■ Description of the task ■
Pick out all lines in the listing holding the string "caption" and copy them.

■ Information given ■

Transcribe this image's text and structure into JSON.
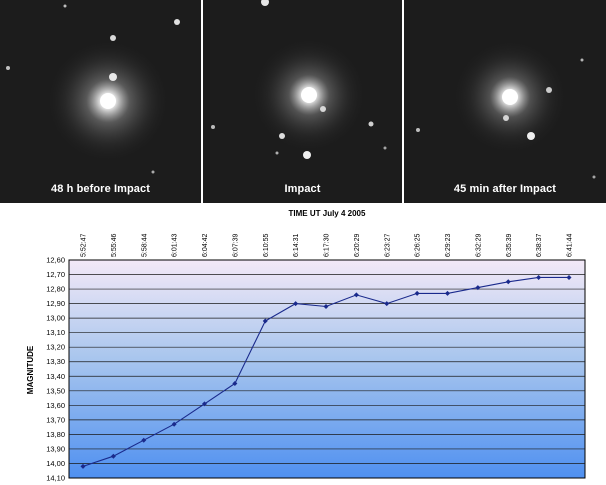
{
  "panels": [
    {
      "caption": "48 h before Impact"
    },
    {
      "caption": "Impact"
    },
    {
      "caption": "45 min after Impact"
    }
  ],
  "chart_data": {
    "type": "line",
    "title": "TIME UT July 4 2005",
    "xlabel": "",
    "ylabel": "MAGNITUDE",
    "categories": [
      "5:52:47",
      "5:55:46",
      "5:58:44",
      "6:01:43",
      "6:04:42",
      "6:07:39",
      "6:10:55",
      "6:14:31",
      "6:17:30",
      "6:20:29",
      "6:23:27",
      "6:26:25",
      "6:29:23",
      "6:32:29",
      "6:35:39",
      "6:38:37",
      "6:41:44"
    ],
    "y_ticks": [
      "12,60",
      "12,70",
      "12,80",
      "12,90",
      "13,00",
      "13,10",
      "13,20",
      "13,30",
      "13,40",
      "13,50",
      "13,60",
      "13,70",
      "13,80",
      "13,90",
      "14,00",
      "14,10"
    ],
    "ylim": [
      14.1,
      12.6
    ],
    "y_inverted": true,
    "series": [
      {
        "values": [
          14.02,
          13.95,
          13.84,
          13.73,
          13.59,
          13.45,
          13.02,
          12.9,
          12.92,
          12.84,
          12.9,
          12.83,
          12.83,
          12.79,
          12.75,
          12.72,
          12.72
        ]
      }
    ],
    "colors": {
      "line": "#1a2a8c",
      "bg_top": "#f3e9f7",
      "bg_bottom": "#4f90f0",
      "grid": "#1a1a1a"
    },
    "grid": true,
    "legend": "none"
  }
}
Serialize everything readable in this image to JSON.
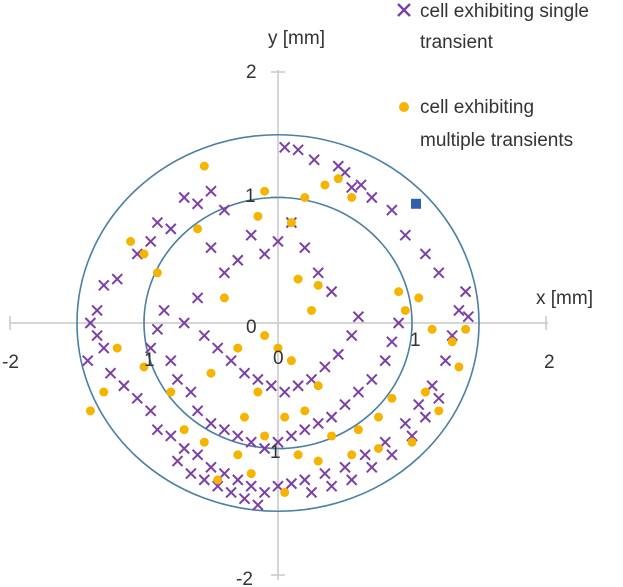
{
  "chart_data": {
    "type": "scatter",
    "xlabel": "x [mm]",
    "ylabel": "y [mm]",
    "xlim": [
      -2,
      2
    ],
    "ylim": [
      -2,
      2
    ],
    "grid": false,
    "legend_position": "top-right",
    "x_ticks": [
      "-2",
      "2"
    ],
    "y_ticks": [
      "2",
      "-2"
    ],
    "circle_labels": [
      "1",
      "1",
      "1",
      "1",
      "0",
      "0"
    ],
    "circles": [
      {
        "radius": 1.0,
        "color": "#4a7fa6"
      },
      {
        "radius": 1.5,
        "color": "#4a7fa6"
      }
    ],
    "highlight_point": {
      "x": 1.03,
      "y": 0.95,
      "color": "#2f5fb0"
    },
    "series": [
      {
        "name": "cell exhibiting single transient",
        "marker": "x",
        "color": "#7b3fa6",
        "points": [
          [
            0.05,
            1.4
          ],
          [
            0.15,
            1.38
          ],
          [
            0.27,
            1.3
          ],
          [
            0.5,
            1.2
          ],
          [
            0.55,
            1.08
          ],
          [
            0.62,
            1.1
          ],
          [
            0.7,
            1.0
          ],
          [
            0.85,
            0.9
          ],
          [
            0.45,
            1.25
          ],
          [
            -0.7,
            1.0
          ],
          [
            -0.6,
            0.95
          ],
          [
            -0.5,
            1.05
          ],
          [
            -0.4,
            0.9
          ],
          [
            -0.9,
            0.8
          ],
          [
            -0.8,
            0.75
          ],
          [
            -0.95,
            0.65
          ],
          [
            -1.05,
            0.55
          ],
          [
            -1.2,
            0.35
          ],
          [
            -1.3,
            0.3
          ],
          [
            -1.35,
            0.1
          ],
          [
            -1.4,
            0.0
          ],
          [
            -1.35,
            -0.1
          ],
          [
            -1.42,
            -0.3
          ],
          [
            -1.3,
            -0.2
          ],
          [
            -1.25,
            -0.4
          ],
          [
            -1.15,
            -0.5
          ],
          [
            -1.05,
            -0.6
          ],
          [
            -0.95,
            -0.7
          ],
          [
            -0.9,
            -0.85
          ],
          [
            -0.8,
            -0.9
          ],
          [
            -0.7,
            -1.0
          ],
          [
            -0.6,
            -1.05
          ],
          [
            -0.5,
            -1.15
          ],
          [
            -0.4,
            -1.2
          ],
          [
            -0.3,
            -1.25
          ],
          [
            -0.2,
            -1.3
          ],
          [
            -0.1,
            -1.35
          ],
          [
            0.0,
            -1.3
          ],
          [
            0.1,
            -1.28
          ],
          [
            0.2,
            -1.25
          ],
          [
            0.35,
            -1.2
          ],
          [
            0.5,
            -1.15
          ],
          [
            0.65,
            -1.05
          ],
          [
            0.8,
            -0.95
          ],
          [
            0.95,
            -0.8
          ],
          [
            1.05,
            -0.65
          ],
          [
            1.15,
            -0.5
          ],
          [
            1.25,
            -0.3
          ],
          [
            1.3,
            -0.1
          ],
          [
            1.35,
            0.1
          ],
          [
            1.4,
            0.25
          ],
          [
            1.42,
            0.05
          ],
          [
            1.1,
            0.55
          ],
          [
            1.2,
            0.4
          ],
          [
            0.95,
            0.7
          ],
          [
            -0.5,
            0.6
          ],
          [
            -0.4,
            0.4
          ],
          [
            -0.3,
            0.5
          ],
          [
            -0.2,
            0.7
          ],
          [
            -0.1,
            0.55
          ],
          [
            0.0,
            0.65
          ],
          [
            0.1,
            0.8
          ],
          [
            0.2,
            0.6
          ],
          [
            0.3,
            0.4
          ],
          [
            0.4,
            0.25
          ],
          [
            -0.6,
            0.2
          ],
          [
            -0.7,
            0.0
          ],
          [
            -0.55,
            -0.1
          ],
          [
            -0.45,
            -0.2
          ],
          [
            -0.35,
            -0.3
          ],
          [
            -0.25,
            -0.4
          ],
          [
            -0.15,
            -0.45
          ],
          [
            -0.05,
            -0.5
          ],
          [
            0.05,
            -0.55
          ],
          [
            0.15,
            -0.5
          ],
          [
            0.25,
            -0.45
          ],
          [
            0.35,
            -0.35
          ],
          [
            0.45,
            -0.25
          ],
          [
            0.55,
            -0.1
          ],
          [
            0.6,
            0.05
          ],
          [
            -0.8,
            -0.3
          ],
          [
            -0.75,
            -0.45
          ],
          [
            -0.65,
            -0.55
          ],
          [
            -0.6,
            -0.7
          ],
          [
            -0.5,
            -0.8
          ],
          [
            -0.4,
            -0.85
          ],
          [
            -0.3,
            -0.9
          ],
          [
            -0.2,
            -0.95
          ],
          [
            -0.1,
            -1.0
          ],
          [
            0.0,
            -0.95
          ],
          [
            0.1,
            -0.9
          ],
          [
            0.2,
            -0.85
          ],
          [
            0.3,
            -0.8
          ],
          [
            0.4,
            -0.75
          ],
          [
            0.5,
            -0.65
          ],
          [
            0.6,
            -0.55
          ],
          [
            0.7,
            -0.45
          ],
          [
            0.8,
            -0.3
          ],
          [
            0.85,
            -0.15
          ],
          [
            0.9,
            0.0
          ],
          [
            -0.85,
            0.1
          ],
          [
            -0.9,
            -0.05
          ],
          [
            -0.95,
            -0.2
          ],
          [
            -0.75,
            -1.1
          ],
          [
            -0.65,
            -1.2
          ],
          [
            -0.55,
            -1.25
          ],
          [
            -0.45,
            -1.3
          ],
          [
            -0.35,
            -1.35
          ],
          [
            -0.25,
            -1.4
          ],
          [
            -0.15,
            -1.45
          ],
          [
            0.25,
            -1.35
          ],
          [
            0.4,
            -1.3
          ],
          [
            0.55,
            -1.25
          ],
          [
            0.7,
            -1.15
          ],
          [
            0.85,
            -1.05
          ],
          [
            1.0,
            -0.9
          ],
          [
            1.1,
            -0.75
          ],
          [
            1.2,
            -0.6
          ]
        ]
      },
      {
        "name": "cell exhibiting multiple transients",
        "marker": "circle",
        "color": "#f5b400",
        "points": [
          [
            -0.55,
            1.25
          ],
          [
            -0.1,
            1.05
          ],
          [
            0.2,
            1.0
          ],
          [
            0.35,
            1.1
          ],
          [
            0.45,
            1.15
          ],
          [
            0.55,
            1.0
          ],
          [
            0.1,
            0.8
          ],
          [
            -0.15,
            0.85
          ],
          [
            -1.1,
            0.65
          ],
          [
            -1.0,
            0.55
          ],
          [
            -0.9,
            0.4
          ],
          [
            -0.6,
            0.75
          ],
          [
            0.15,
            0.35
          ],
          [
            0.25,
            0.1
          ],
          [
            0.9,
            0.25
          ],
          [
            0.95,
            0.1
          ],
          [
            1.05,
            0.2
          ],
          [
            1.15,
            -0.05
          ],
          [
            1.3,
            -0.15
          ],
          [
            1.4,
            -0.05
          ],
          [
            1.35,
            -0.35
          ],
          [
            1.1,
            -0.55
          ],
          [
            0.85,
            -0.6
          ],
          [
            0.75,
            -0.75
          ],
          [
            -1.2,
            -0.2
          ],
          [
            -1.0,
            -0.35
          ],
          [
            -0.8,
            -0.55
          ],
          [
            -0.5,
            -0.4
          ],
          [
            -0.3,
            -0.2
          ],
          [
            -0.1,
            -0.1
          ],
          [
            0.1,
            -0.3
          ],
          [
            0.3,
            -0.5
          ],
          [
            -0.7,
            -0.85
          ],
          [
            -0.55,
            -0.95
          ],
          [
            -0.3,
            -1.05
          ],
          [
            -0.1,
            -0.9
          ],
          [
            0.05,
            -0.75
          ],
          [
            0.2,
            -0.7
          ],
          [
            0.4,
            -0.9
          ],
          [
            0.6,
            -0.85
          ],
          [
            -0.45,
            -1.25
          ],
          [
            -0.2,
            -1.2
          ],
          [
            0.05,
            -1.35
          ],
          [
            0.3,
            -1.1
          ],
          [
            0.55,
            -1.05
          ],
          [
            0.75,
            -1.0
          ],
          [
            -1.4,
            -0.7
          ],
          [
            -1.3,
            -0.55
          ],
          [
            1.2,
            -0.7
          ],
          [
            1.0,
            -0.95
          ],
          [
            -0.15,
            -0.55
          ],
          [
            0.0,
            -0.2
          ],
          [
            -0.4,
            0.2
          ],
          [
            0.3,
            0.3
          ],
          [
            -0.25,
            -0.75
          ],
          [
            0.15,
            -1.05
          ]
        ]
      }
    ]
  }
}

■ Exercise solution ■
      "caption": "48 h before Impact"
      "caption": "Impact"
      "caption": "45 min after Impact"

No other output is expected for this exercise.